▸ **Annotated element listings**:
— Start —

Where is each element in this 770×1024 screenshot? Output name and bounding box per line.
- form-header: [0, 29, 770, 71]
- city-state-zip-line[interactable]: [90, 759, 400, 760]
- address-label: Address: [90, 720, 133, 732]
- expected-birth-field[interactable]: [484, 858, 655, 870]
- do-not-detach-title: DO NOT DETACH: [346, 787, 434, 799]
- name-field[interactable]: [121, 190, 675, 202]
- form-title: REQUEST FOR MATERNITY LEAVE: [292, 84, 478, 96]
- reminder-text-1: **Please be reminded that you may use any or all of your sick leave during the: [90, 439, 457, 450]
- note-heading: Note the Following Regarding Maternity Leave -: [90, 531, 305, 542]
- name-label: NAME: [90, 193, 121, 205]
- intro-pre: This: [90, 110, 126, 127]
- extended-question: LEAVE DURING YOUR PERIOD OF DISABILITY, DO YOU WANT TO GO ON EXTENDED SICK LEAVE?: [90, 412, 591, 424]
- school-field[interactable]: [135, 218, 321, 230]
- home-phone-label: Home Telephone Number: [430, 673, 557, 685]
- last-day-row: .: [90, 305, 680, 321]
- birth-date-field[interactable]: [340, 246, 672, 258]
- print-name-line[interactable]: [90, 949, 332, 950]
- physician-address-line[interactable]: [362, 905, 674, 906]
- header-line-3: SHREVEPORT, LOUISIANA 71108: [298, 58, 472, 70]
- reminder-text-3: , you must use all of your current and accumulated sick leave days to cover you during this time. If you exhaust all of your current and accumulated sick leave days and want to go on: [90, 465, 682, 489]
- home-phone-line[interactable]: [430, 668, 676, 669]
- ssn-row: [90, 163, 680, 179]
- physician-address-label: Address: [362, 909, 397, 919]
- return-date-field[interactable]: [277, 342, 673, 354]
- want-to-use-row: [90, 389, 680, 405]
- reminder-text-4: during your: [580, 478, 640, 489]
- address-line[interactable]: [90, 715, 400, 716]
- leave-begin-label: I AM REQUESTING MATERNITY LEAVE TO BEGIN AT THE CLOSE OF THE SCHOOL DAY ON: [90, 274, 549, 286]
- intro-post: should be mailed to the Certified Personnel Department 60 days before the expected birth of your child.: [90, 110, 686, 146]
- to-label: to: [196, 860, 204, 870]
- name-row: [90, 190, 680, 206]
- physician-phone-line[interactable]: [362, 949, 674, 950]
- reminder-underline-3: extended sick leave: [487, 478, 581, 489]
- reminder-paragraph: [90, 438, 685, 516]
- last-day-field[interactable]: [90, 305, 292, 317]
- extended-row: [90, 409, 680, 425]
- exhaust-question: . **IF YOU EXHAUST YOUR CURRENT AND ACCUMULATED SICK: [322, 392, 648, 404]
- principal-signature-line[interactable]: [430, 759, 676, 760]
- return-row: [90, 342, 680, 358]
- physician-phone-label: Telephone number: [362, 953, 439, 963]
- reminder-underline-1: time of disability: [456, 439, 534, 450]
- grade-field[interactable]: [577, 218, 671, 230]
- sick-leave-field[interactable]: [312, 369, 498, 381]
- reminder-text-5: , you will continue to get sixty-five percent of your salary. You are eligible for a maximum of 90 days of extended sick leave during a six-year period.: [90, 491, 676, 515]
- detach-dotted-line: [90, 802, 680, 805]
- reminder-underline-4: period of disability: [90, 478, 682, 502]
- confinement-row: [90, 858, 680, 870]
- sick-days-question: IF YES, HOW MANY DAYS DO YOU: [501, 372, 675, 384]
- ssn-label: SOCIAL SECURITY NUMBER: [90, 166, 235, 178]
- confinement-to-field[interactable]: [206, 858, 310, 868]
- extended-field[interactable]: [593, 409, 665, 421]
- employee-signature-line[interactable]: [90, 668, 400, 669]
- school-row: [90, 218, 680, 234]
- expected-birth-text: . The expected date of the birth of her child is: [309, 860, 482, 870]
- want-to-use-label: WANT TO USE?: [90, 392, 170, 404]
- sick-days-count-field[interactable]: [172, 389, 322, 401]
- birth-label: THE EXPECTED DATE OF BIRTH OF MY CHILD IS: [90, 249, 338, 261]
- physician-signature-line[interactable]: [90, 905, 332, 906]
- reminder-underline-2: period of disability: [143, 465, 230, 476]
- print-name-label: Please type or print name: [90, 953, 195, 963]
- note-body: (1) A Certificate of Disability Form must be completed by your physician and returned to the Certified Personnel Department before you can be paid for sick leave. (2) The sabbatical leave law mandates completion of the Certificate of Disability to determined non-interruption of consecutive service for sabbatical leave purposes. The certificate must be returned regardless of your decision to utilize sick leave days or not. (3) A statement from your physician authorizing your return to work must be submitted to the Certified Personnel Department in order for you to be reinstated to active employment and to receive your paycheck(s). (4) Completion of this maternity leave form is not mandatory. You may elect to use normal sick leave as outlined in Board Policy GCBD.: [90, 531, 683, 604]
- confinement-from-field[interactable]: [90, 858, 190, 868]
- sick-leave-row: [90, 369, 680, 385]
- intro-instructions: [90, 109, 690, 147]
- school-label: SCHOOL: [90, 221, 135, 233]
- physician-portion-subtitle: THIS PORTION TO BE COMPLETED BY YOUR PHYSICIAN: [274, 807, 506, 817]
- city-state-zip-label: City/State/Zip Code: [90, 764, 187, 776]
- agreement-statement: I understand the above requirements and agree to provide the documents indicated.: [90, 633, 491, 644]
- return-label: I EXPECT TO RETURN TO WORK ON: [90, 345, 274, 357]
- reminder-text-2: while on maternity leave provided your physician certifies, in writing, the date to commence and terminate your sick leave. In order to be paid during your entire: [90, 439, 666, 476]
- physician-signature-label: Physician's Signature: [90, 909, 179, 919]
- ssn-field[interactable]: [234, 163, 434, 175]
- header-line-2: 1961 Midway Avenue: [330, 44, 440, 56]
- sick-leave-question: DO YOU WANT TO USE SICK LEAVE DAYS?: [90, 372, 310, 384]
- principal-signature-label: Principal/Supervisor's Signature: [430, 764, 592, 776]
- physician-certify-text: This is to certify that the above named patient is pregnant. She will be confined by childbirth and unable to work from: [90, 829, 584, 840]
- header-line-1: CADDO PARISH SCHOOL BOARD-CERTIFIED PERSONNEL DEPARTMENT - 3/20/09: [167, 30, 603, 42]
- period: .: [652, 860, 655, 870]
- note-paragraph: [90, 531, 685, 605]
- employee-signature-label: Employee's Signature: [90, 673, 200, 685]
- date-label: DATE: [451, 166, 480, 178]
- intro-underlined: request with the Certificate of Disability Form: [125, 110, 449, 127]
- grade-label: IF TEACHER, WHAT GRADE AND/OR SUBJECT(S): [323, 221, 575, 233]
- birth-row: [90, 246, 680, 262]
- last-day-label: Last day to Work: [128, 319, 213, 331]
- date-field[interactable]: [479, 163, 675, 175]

— End —

▸ **EXERCISE DESCRIPTION**: Please retype every line of the items above, keeping each character the same.

▸ **EXERCISE OUTPUT**:
Where is each element in this 770×1024 screenshot? Output name and bounding box per line.
- form-header: [0, 29, 770, 71]
- city-state-zip-line[interactable]: [90, 759, 400, 760]
- address-label: Address: [90, 720, 133, 732]
- expected-birth-field[interactable]: [484, 858, 655, 870]
- do-not-detach-title: DO NOT DETACH: [346, 787, 434, 799]
- name-field[interactable]: [121, 190, 675, 202]
- form-title: REQUEST FOR MATERNITY LEAVE: [292, 84, 478, 96]
- reminder-text-1: **Please be reminded that you may use any or all of your sick leave during the: [90, 439, 457, 450]
- note-heading: Note the Following Regarding Maternity Leave -: [90, 531, 305, 542]
- name-label: NAME: [90, 193, 121, 205]
- intro-pre: This: [90, 110, 126, 127]
- extended-question: LEAVE DURING YOUR PERIOD OF DISABILITY, DO YOU WANT TO GO ON EXTENDED SICK LEAVE?: [90, 412, 591, 424]
- school-field[interactable]: [135, 218, 321, 230]
- home-phone-label: Home Telephone Number: [430, 673, 557, 685]
- last-day-row: .: [90, 305, 680, 321]
- birth-date-field[interactable]: [340, 246, 672, 258]
- print-name-line[interactable]: [90, 949, 332, 950]
- physician-address-line[interactable]: [362, 905, 674, 906]
- header-line-3: SHREVEPORT, LOUISIANA 71108: [298, 58, 472, 70]
- reminder-text-3: , you must use all of your current and accumulated sick leave days to cover you during this time. If you exhaust all of your current and accumulated sick leave days and want to go on: [90, 465, 682, 489]
- home-phone-line[interactable]: [430, 668, 676, 669]
- ssn-row: [90, 163, 680, 179]
- physician-address-label: Address: [362, 909, 397, 919]
- return-date-field[interactable]: [277, 342, 673, 354]
- want-to-use-row: [90, 389, 680, 405]
- reminder-text-4: during your: [580, 478, 640, 489]
- address-line[interactable]: [90, 715, 400, 716]
- leave-begin-label: I AM REQUESTING MATERNITY LEAVE TO BEGIN AT THE CLOSE OF THE SCHOOL DAY ON: [90, 274, 549, 286]
- intro-post: should be mailed to the Certified Personnel Department 60 days before the expected birth of your child.: [90, 110, 686, 146]
- to-label: to: [196, 860, 204, 870]
- name-row: [90, 190, 680, 206]
- physician-phone-line[interactable]: [362, 949, 674, 950]
- reminder-underline-3: extended sick leave: [487, 478, 581, 489]
- reminder-paragraph: [90, 438, 685, 516]
- last-day-field[interactable]: [90, 305, 292, 317]
- extended-row: [90, 409, 680, 425]
- exhaust-question: . **IF YOU EXHAUST YOUR CURRENT AND ACCUMULATED SICK: [322, 392, 648, 404]
- principal-signature-line[interactable]: [430, 759, 676, 760]
- return-row: [90, 342, 680, 358]
- physician-phone-label: Telephone number: [362, 953, 439, 963]
- reminder-underline-1: time of disability: [456, 439, 534, 450]
- grade-field[interactable]: [577, 218, 671, 230]
- sick-leave-field[interactable]: [312, 369, 498, 381]
- reminder-text-5: , you will continue to get sixty-five percent of your salary. You are eligible for a maximum of 90 days of extended sick leave during a six-year period.: [90, 491, 676, 515]
- detach-dotted-line: [90, 802, 680, 805]
- reminder-underline-4: period of disability: [90, 478, 682, 502]
- confinement-row: [90, 858, 680, 870]
- sick-days-question: IF YES, HOW MANY DAYS DO YOU: [501, 372, 675, 384]
- ssn-label: SOCIAL SECURITY NUMBER: [90, 166, 235, 178]
- confinement-to-field[interactable]: [206, 858, 310, 868]
- extended-field[interactable]: [593, 409, 665, 421]
- employee-signature-line[interactable]: [90, 668, 400, 669]
- school-row: [90, 218, 680, 234]
- expected-birth-text: . The expected date of the birth of her child is: [309, 860, 482, 870]
- want-to-use-label: WANT TO USE?: [90, 392, 170, 404]
- sick-days-count-field[interactable]: [172, 389, 322, 401]
- birth-label: THE EXPECTED DATE OF BIRTH OF MY CHILD IS: [90, 249, 338, 261]
- physician-signature-line[interactable]: [90, 905, 332, 906]
- reminder-underline-2: period of disability: [143, 465, 230, 476]
- print-name-label: Please type or print name: [90, 953, 195, 963]
- note-body: (1) A Certificate of Disability Form must be completed by your physician and returned to the Certified Personnel Department before you can be paid for sick leave. (2) The sabbatical leave law mandates completion of the Certificate of Disability to determined non-interruption of consecutive service for sabbatical leave purposes. The certificate must be returned regardless of your decision to utilize sick leave days or not. (3) A statement from your physician authorizing your return to work must be submitted to the Certified Personnel Department in order for you to be reinstated to active employment and to receive your paycheck(s). (4) Completion of this maternity leave form is not mandatory. You may elect to use normal sick leave as outlined in Board Policy GCBD.: [90, 531, 683, 604]
- confinement-from-field[interactable]: [90, 858, 190, 868]
- sick-leave-row: [90, 369, 680, 385]
- intro-instructions: [90, 109, 690, 147]
- school-label: SCHOOL: [90, 221, 135, 233]
- physician-portion-subtitle: THIS PORTION TO BE COMPLETED BY YOUR PHYSICIAN: [274, 807, 506, 817]
- city-state-zip-label: City/State/Zip Code: [90, 764, 187, 776]
- agreement-statement: I understand the above requirements and agree to provide the documents indicated.: [90, 633, 491, 644]
- return-label: I EXPECT TO RETURN TO WORK ON: [90, 345, 274, 357]
- reminder-text-2: while on maternity leave provided your physician certifies, in writing, the date to commence and terminate your sick leave. In order to be paid during your entire: [90, 439, 666, 476]
- physician-signature-label: Physician's Signature: [90, 909, 179, 919]
- ssn-field[interactable]: [234, 163, 434, 175]
- header-line-2: 1961 Midway Avenue: [330, 44, 440, 56]
- sick-leave-question: DO YOU WANT TO USE SICK LEAVE DAYS?: [90, 372, 310, 384]
- principal-signature-label: Principal/Supervisor's Signature: [430, 764, 592, 776]
- physician-certify-text: This is to certify that the above named patient is pregnant. She will be confined by childbirth and unable to work from: [90, 829, 584, 840]
- header-line-1: CADDO PARISH SCHOOL BOARD-CERTIFIED PERSONNEL DEPARTMENT - 3/20/09: [167, 30, 603, 42]
- period: .: [652, 860, 655, 870]
- note-paragraph: [90, 531, 685, 605]
- employee-signature-label: Employee's Signature: [90, 673, 200, 685]
- date-label: DATE: [451, 166, 480, 178]
- intro-underlined: request with the Certificate of Disability Form: [125, 110, 449, 127]
- grade-label: IF TEACHER, WHAT GRADE AND/OR SUBJECT(S): [323, 221, 575, 233]
- birth-row: [90, 246, 680, 262]
- last-day-label: Last day to Work: [128, 319, 213, 331]
- date-field[interactable]: [479, 163, 675, 175]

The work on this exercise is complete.